YOUR TASK:
Restate every entry word for word.

EXERCISE INPUTS:
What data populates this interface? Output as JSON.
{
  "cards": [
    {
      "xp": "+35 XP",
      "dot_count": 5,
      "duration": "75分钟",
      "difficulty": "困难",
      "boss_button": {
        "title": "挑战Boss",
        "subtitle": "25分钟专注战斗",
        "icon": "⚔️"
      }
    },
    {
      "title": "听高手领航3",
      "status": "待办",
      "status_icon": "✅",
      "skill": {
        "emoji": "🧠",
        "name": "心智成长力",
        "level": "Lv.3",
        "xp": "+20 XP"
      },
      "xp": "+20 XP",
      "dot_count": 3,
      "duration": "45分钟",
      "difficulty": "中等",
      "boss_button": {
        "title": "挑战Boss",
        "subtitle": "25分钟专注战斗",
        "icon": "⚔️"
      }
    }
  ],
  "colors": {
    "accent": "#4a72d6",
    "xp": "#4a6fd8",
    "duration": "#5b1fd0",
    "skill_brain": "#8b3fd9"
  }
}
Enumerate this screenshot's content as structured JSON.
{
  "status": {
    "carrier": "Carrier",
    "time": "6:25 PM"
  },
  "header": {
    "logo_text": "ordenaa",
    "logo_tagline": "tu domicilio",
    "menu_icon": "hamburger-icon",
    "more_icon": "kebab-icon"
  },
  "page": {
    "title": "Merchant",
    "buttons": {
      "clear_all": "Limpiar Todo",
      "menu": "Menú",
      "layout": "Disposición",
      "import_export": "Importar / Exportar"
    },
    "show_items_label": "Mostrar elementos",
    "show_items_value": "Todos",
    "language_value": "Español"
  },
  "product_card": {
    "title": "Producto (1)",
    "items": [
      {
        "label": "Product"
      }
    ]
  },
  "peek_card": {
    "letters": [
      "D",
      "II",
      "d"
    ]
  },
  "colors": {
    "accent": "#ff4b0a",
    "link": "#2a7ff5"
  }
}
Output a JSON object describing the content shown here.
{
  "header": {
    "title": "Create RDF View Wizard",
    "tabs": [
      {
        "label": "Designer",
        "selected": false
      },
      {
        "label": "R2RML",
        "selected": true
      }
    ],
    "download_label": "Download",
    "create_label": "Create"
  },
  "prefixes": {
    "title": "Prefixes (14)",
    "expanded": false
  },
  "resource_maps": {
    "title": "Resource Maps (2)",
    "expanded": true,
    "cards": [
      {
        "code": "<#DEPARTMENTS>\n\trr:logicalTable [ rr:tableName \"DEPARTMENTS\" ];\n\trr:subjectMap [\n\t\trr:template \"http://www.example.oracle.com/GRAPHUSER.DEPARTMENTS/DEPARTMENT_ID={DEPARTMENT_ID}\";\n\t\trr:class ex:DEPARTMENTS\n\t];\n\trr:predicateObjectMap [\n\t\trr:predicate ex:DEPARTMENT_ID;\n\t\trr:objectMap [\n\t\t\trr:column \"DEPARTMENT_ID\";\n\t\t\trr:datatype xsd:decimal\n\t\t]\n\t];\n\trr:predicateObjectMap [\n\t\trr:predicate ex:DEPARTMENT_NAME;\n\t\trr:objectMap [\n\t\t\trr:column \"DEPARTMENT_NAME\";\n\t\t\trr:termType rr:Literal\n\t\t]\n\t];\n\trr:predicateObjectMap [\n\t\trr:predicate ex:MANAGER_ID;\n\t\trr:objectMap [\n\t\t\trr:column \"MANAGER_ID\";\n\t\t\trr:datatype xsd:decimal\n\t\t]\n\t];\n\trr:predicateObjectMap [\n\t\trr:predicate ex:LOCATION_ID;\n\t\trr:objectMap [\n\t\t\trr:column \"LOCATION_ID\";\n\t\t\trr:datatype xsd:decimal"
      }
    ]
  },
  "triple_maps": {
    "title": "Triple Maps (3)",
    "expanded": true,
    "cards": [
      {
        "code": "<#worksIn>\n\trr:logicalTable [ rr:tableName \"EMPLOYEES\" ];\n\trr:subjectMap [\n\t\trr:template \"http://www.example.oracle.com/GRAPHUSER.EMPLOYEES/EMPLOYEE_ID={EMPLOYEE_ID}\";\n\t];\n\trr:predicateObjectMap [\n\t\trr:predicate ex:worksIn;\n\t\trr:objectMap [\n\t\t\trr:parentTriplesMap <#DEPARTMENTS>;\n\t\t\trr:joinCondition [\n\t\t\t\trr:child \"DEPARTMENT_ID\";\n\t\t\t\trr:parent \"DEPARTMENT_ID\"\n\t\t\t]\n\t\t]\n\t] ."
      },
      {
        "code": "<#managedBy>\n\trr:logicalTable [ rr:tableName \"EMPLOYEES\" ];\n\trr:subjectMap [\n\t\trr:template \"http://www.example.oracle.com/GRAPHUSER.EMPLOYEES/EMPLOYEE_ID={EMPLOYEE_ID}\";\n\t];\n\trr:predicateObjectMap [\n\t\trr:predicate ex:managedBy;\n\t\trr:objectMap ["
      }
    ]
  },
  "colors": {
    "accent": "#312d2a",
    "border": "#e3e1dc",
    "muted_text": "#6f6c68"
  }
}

OUTPUT FOR THIS EXERCISE:
What data populates this interface? Output as JSON.
{
  "cards": [
    {
      "xp": "+35 XP",
      "dot_count": 5,
      "duration": "75分钟",
      "difficulty": "困难",
      "boss_button": {
        "title": "挑战Boss",
        "subtitle": "25分钟专注战斗",
        "icon": "⚔️"
      }
    },
    {
      "title": "听高手领航3",
      "status": "待办",
      "status_icon": "✅",
      "skill": {
        "emoji": "🧠",
        "name": "心智成长力",
        "level": "Lv.3",
        "xp": "+20 XP"
      },
      "xp": "+20 XP",
      "dot_count": 3,
      "duration": "45分钟",
      "difficulty": "中等",
      "boss_button": {
        "title": "挑战Boss",
        "subtitle": "25分钟专注战斗",
        "icon": "⚔️"
      }
    }
  ],
  "colors": {
    "accent": "#4a72d6",
    "xp": "#4a6fd8",
    "duration": "#5b1fd0",
    "skill_brain": "#8b3fd9"
  }
}
Enumerate this screenshot's content as structured JSON.
{
  "status": {
    "carrier": "Carrier",
    "time": "6:25 PM"
  },
  "header": {
    "logo_text": "ordenaa",
    "logo_tagline": "tu domicilio",
    "menu_icon": "hamburger-icon",
    "more_icon": "kebab-icon"
  },
  "page": {
    "title": "Merchant",
    "buttons": {
      "clear_all": "Limpiar Todo",
      "menu": "Menú",
      "layout": "Disposición",
      "import_export": "Importar / Exportar"
    },
    "show_items_label": "Mostrar elementos",
    "show_items_value": "Todos",
    "language_value": "Español"
  },
  "product_card": {
    "title": "Producto (1)",
    "items": [
      {
        "label": "Product"
      }
    ]
  },
  "peek_card": {
    "letters": [
      "D",
      "II",
      "d"
    ]
  },
  "colors": {
    "accent": "#ff4b0a",
    "link": "#2a7ff5"
  }
}
Output a JSON object describing the content shown here.
{
  "header": {
    "title": "Create RDF View Wizard",
    "tabs": [
      {
        "label": "Designer",
        "selected": false
      },
      {
        "label": "R2RML",
        "selected": true
      }
    ],
    "download_label": "Download",
    "create_label": "Create"
  },
  "prefixes": {
    "title": "Prefixes (14)",
    "expanded": false
  },
  "resource_maps": {
    "title": "Resource Maps (2)",
    "expanded": true,
    "cards": [
      {
        "code": "<#DEPARTMENTS>\n\trr:logicalTable [ rr:tableName \"DEPARTMENTS\" ];\n\trr:subjectMap [\n\t\trr:template \"http://www.example.oracle.com/GRAPHUSER.DEPARTMENTS/DEPARTMENT_ID={DEPARTMENT_ID}\";\n\t\trr:class ex:DEPARTMENTS\n\t];\n\trr:predicateObjectMap [\n\t\trr:predicate ex:DEPARTMENT_ID;\n\t\trr:objectMap [\n\t\t\trr:column \"DEPARTMENT_ID\";\n\t\t\trr:datatype xsd:decimal\n\t\t]\n\t];\n\trr:predicateObjectMap [\n\t\trr:predicate ex:DEPARTMENT_NAME;\n\t\trr:objectMap [\n\t\t\trr:column \"DEPARTMENT_NAME\";\n\t\t\trr:termType rr:Literal\n\t\t]\n\t];\n\trr:predicateObjectMap [\n\t\trr:predicate ex:MANAGER_ID;\n\t\trr:objectMap [\n\t\t\trr:column \"MANAGER_ID\";\n\t\t\trr:datatype xsd:decimal\n\t\t]\n\t];\n\trr:predicateObjectMap [\n\t\trr:predicate ex:LOCATION_ID;\n\t\trr:objectMap [\n\t\t\trr:column \"LOCATION_ID\";\n\t\t\trr:datatype xsd:decimal"
      }
    ]
  },
  "triple_maps": {
    "title": "Triple Maps (3)",
    "expanded": true,
    "cards": [
      {
        "code": "<#worksIn>\n\trr:logicalTable [ rr:tableName \"EMPLOYEES\" ];\n\trr:subjectMap [\n\t\trr:template \"http://www.example.oracle.com/GRAPHUSER.EMPLOYEES/EMPLOYEE_ID={EMPLOYEE_ID}\";\n\t];\n\trr:predicateObjectMap [\n\t\trr:predicate ex:worksIn;\n\t\trr:objectMap [\n\t\t\trr:parentTriplesMap <#DEPARTMENTS>;\n\t\t\trr:joinCondition [\n\t\t\t\trr:child \"DEPARTMENT_ID\";\n\t\t\t\trr:parent \"DEPARTMENT_ID\"\n\t\t\t]\n\t\t]\n\t] ."
      },
      {
        "code": "<#managedBy>\n\trr:logicalTable [ rr:tableName \"EMPLOYEES\" ];\n\trr:subjectMap [\n\t\trr:template \"http://www.example.oracle.com/GRAPHUSER.EMPLOYEES/EMPLOYEE_ID={EMPLOYEE_ID}\";\n\t];\n\trr:predicateObjectMap [\n\t\trr:predicate ex:managedBy;\n\t\trr:objectMap ["
      }
    ]
  },
  "colors": {
    "accent": "#312d2a",
    "border": "#e3e1dc",
    "muted_text": "#6f6c68"
  }
}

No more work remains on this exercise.